## TASK TO COMPLETE
Return the material word for word. Do not include the pictures.

## Items listed in a dataset
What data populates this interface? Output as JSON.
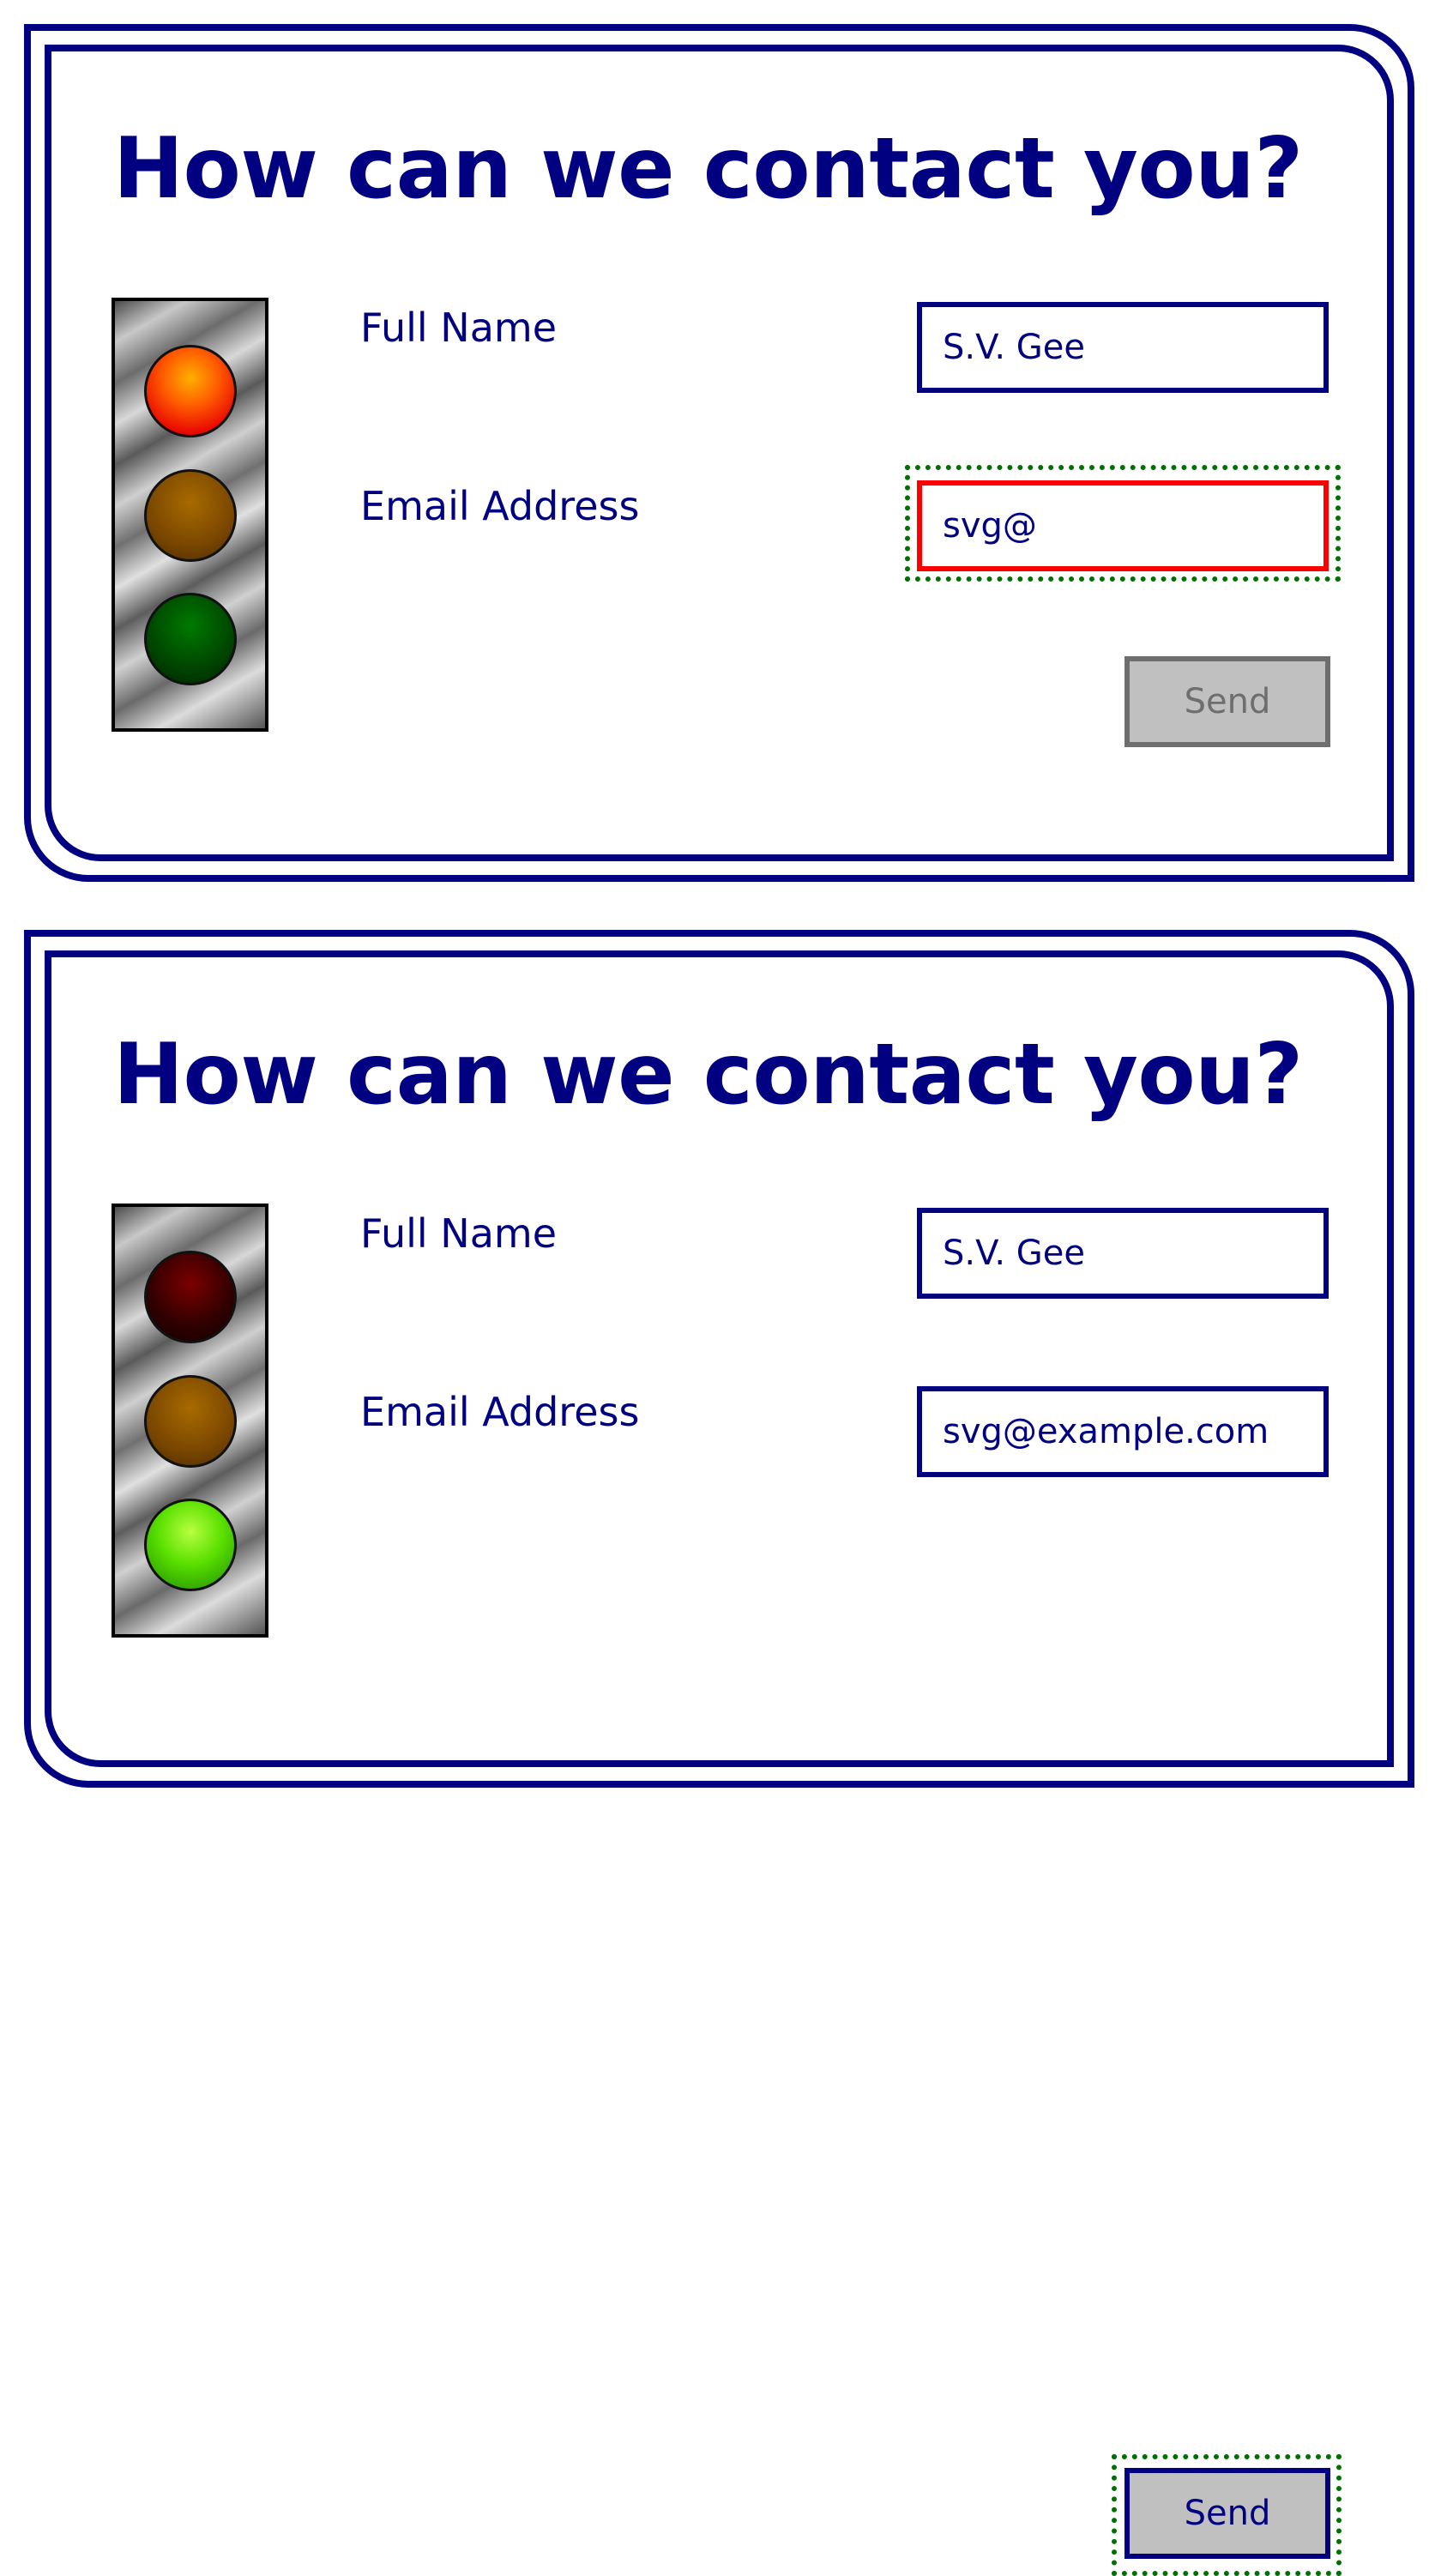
{
  "panels": [
    {
      "title": "How can we contact you?",
      "labels": {
        "full_name": "Full Name",
        "email": "Email Address"
      },
      "fields": {
        "full_name_value": "S.V. Gee",
        "email_value": "svg@"
      },
      "email_state": "invalid",
      "focus": "email-field",
      "send_label": "Send",
      "send_state": "disabled",
      "traffic_light": {
        "red": "on",
        "amber": "off",
        "green": "off"
      }
    },
    {
      "title": "How can we contact you?",
      "labels": {
        "full_name": "Full Name",
        "email": "Email Address"
      },
      "fields": {
        "full_name_value": "S.V. Gee",
        "email_value": "svg@example.com"
      },
      "email_state": "valid",
      "focus": "send-button",
      "send_label": "Send",
      "send_state": "enabled",
      "traffic_light": {
        "red": "off",
        "amber": "off",
        "green": "on"
      }
    }
  ],
  "colors": {
    "text": "#000080",
    "frame": "#000080",
    "invalid_border": "#ff0000",
    "focus_ring": "#007000",
    "button_face": "#c0c0c0",
    "button_disabled": "#6e6e6e"
  }
}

## WRITTEN ANSWER
What data populates this interface? Output as JSON.
{
  "panels": [
    {
      "title": "How can we contact you?",
      "labels": {
        "full_name": "Full Name",
        "email": "Email Address"
      },
      "fields": {
        "full_name_value": "S.V. Gee",
        "email_value": "svg@"
      },
      "email_state": "invalid",
      "focus": "email-field",
      "send_label": "Send",
      "send_state": "disabled",
      "traffic_light": {
        "red": "on",
        "amber": "off",
        "green": "off"
      }
    },
    {
      "title": "How can we contact you?",
      "labels": {
        "full_name": "Full Name",
        "email": "Email Address"
      },
      "fields": {
        "full_name_value": "S.V. Gee",
        "email_value": "svg@example.com"
      },
      "email_state": "valid",
      "focus": "send-button",
      "send_label": "Send",
      "send_state": "enabled",
      "traffic_light": {
        "red": "off",
        "amber": "off",
        "green": "on"
      }
    }
  ],
  "colors": {
    "text": "#000080",
    "frame": "#000080",
    "invalid_border": "#ff0000",
    "focus_ring": "#007000",
    "button_face": "#c0c0c0",
    "button_disabled": "#6e6e6e"
  }
}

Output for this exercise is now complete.